Reproduce all the entries precisely.

### SUPPLIED MATERIAL
• • • • •

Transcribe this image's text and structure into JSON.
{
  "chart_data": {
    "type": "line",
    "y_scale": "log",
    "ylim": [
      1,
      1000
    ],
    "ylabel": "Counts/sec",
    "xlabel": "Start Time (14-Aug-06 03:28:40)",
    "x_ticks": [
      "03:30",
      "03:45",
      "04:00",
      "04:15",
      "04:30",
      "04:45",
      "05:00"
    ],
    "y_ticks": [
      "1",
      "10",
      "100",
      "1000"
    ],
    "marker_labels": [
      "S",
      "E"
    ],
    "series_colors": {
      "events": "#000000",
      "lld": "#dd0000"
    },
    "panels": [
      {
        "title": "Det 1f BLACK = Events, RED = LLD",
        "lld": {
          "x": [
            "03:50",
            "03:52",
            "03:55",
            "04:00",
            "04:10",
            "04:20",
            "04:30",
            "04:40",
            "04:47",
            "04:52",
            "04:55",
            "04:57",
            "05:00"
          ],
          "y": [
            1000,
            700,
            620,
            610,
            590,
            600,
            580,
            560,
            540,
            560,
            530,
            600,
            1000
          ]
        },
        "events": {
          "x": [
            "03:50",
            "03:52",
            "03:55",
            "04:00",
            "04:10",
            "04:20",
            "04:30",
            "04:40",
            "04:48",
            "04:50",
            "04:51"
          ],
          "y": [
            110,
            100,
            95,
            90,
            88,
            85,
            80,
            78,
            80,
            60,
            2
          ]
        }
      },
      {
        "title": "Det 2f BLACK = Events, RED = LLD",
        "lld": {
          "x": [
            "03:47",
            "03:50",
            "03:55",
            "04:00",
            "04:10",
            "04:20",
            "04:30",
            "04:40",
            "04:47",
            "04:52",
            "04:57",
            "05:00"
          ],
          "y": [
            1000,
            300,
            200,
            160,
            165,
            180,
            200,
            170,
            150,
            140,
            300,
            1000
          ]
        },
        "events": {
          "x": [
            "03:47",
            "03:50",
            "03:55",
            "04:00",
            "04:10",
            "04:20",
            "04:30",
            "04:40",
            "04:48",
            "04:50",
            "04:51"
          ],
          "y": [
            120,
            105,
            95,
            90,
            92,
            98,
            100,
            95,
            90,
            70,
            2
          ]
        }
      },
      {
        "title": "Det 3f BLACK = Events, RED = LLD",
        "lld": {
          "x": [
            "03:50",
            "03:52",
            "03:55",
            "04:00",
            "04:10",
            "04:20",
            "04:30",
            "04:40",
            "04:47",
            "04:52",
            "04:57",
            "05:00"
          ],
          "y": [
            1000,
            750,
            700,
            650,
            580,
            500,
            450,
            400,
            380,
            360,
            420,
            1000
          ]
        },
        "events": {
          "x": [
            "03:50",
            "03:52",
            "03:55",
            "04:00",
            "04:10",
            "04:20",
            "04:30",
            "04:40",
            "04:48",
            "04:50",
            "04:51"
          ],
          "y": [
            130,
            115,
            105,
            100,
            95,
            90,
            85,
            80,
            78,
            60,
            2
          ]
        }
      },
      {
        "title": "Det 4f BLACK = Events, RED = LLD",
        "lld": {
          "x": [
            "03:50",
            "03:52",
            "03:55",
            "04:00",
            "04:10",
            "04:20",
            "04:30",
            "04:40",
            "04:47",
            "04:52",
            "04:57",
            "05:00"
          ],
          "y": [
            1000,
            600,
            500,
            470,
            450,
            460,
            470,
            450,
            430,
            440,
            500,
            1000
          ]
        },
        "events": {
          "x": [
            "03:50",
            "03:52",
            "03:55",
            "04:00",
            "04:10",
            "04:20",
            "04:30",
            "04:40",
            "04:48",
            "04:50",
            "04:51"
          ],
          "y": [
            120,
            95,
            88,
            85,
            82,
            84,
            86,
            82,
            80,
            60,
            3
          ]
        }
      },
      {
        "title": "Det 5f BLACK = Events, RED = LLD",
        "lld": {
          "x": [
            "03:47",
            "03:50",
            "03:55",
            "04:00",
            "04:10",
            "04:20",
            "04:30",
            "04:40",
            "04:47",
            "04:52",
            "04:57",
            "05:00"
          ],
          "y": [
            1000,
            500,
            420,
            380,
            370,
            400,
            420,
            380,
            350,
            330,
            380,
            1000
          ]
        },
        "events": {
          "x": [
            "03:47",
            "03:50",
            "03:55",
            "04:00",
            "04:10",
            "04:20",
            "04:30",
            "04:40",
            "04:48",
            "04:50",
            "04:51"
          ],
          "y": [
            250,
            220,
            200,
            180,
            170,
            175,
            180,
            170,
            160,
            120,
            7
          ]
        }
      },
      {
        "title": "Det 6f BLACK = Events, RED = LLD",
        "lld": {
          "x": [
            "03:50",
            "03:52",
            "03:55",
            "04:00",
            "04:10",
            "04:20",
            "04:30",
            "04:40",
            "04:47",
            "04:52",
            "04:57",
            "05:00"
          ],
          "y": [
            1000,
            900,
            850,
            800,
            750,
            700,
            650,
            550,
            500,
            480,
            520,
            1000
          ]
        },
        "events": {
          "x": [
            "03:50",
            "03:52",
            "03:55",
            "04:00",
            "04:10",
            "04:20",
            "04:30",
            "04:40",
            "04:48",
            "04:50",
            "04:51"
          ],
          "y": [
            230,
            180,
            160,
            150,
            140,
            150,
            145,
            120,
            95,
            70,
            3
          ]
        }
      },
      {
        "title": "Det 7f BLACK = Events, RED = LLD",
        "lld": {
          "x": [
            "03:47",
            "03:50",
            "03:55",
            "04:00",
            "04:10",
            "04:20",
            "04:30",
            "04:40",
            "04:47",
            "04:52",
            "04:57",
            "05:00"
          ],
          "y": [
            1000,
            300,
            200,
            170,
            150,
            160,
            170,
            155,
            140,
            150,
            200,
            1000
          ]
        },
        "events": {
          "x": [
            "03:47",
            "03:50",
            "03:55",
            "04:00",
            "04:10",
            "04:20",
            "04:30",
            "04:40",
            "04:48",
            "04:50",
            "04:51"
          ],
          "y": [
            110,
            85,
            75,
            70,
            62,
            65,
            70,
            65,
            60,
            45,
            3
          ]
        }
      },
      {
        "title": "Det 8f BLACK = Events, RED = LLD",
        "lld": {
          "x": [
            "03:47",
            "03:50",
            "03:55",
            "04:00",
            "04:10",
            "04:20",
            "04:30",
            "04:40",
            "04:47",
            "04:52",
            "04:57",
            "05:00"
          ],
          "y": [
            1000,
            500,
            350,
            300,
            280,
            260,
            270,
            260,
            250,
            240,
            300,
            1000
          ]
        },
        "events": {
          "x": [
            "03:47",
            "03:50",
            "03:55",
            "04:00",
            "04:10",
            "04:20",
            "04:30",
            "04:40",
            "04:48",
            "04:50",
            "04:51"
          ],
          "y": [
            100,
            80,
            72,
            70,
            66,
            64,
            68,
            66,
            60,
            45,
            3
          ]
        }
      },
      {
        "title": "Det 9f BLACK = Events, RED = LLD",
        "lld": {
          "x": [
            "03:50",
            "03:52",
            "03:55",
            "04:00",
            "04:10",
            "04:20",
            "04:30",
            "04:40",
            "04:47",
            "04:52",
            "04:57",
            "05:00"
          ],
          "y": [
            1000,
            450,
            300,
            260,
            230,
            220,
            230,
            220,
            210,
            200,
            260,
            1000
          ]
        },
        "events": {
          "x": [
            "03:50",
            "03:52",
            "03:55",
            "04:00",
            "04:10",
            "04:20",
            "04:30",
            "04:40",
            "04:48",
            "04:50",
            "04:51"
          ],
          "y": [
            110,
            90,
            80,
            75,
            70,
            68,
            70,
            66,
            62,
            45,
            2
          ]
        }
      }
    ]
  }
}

• • • • •

### RESULT OF THE TASK
Transcribe this image's text and structure into JSON.
{
  "chart_data": {
    "type": "line",
    "y_scale": "log",
    "ylim": [
      1,
      1000
    ],
    "ylabel": "Counts/sec",
    "xlabel": "Start Time (14-Aug-06 03:28:40)",
    "x_ticks": [
      "03:30",
      "03:45",
      "04:00",
      "04:15",
      "04:30",
      "04:45",
      "05:00"
    ],
    "y_ticks": [
      "1",
      "10",
      "100",
      "1000"
    ],
    "marker_labels": [
      "S",
      "E"
    ],
    "series_colors": {
      "events": "#000000",
      "lld": "#dd0000"
    },
    "panels": [
      {
        "title": "Det 1f BLACK = Events, RED = LLD",
        "lld": {
          "x": [
            "03:50",
            "03:52",
            "03:55",
            "04:00",
            "04:10",
            "04:20",
            "04:30",
            "04:40",
            "04:47",
            "04:52",
            "04:55",
            "04:57",
            "05:00"
          ],
          "y": [
            1000,
            700,
            620,
            610,
            590,
            600,
            580,
            560,
            540,
            560,
            530,
            600,
            1000
          ]
        },
        "events": {
          "x": [
            "03:50",
            "03:52",
            "03:55",
            "04:00",
            "04:10",
            "04:20",
            "04:30",
            "04:40",
            "04:48",
            "04:50",
            "04:51"
          ],
          "y": [
            110,
            100,
            95,
            90,
            88,
            85,
            80,
            78,
            80,
            60,
            2
          ]
        }
      },
      {
        "title": "Det 2f BLACK = Events, RED = LLD",
        "lld": {
          "x": [
            "03:47",
            "03:50",
            "03:55",
            "04:00",
            "04:10",
            "04:20",
            "04:30",
            "04:40",
            "04:47",
            "04:52",
            "04:57",
            "05:00"
          ],
          "y": [
            1000,
            300,
            200,
            160,
            165,
            180,
            200,
            170,
            150,
            140,
            300,
            1000
          ]
        },
        "events": {
          "x": [
            "03:47",
            "03:50",
            "03:55",
            "04:00",
            "04:10",
            "04:20",
            "04:30",
            "04:40",
            "04:48",
            "04:50",
            "04:51"
          ],
          "y": [
            120,
            105,
            95,
            90,
            92,
            98,
            100,
            95,
            90,
            70,
            2
          ]
        }
      },
      {
        "title": "Det 3f BLACK = Events, RED = LLD",
        "lld": {
          "x": [
            "03:50",
            "03:52",
            "03:55",
            "04:00",
            "04:10",
            "04:20",
            "04:30",
            "04:40",
            "04:47",
            "04:52",
            "04:57",
            "05:00"
          ],
          "y": [
            1000,
            750,
            700,
            650,
            580,
            500,
            450,
            400,
            380,
            360,
            420,
            1000
          ]
        },
        "events": {
          "x": [
            "03:50",
            "03:52",
            "03:55",
            "04:00",
            "04:10",
            "04:20",
            "04:30",
            "04:40",
            "04:48",
            "04:50",
            "04:51"
          ],
          "y": [
            130,
            115,
            105,
            100,
            95,
            90,
            85,
            80,
            78,
            60,
            2
          ]
        }
      },
      {
        "title": "Det 4f BLACK = Events, RED = LLD",
        "lld": {
          "x": [
            "03:50",
            "03:52",
            "03:55",
            "04:00",
            "04:10",
            "04:20",
            "04:30",
            "04:40",
            "04:47",
            "04:52",
            "04:57",
            "05:00"
          ],
          "y": [
            1000,
            600,
            500,
            470,
            450,
            460,
            470,
            450,
            430,
            440,
            500,
            1000
          ]
        },
        "events": {
          "x": [
            "03:50",
            "03:52",
            "03:55",
            "04:00",
            "04:10",
            "04:20",
            "04:30",
            "04:40",
            "04:48",
            "04:50",
            "04:51"
          ],
          "y": [
            120,
            95,
            88,
            85,
            82,
            84,
            86,
            82,
            80,
            60,
            3
          ]
        }
      },
      {
        "title": "Det 5f BLACK = Events, RED = LLD",
        "lld": {
          "x": [
            "03:47",
            "03:50",
            "03:55",
            "04:00",
            "04:10",
            "04:20",
            "04:30",
            "04:40",
            "04:47",
            "04:52",
            "04:57",
            "05:00"
          ],
          "y": [
            1000,
            500,
            420,
            380,
            370,
            400,
            420,
            380,
            350,
            330,
            380,
            1000
          ]
        },
        "events": {
          "x": [
            "03:47",
            "03:50",
            "03:55",
            "04:00",
            "04:10",
            "04:20",
            "04:30",
            "04:40",
            "04:48",
            "04:50",
            "04:51"
          ],
          "y": [
            250,
            220,
            200,
            180,
            170,
            175,
            180,
            170,
            160,
            120,
            7
          ]
        }
      },
      {
        "title": "Det 6f BLACK = Events, RED = LLD",
        "lld": {
          "x": [
            "03:50",
            "03:52",
            "03:55",
            "04:00",
            "04:10",
            "04:20",
            "04:30",
            "04:40",
            "04:47",
            "04:52",
            "04:57",
            "05:00"
          ],
          "y": [
            1000,
            900,
            850,
            800,
            750,
            700,
            650,
            550,
            500,
            480,
            520,
            1000
          ]
        },
        "events": {
          "x": [
            "03:50",
            "03:52",
            "03:55",
            "04:00",
            "04:10",
            "04:20",
            "04:30",
            "04:40",
            "04:48",
            "04:50",
            "04:51"
          ],
          "y": [
            230,
            180,
            160,
            150,
            140,
            150,
            145,
            120,
            95,
            70,
            3
          ]
        }
      },
      {
        "title": "Det 7f BLACK = Events, RED = LLD",
        "lld": {
          "x": [
            "03:47",
            "03:50",
            "03:55",
            "04:00",
            "04:10",
            "04:20",
            "04:30",
            "04:40",
            "04:47",
            "04:52",
            "04:57",
            "05:00"
          ],
          "y": [
            1000,
            300,
            200,
            170,
            150,
            160,
            170,
            155,
            140,
            150,
            200,
            1000
          ]
        },
        "events": {
          "x": [
            "03:47",
            "03:50",
            "03:55",
            "04:00",
            "04:10",
            "04:20",
            "04:30",
            "04:40",
            "04:48",
            "04:50",
            "04:51"
          ],
          "y": [
            110,
            85,
            75,
            70,
            62,
            65,
            70,
            65,
            60,
            45,
            3
          ]
        }
      },
      {
        "title": "Det 8f BLACK = Events, RED = LLD",
        "lld": {
          "x": [
            "03:47",
            "03:50",
            "03:55",
            "04:00",
            "04:10",
            "04:20",
            "04:30",
            "04:40",
            "04:47",
            "04:52",
            "04:57",
            "05:00"
          ],
          "y": [
            1000,
            500,
            350,
            300,
            280,
            260,
            270,
            260,
            250,
            240,
            300,
            1000
          ]
        },
        "events": {
          "x": [
            "03:47",
            "03:50",
            "03:55",
            "04:00",
            "04:10",
            "04:20",
            "04:30",
            "04:40",
            "04:48",
            "04:50",
            "04:51"
          ],
          "y": [
            100,
            80,
            72,
            70,
            66,
            64,
            68,
            66,
            60,
            45,
            3
          ]
        }
      },
      {
        "title": "Det 9f BLACK = Events, RED = LLD",
        "lld": {
          "x": [
            "03:50",
            "03:52",
            "03:55",
            "04:00",
            "04:10",
            "04:20",
            "04:30",
            "04:40",
            "04:47",
            "04:52",
            "04:57",
            "05:00"
          ],
          "y": [
            1000,
            450,
            300,
            260,
            230,
            220,
            230,
            220,
            210,
            200,
            260,
            1000
          ]
        },
        "events": {
          "x": [
            "03:50",
            "03:52",
            "03:55",
            "04:00",
            "04:10",
            "04:20",
            "04:30",
            "04:40",
            "04:48",
            "04:50",
            "04:51"
          ],
          "y": [
            110,
            90,
            80,
            75,
            70,
            68,
            70,
            66,
            62,
            45,
            2
          ]
        }
      }
    ]
  }
}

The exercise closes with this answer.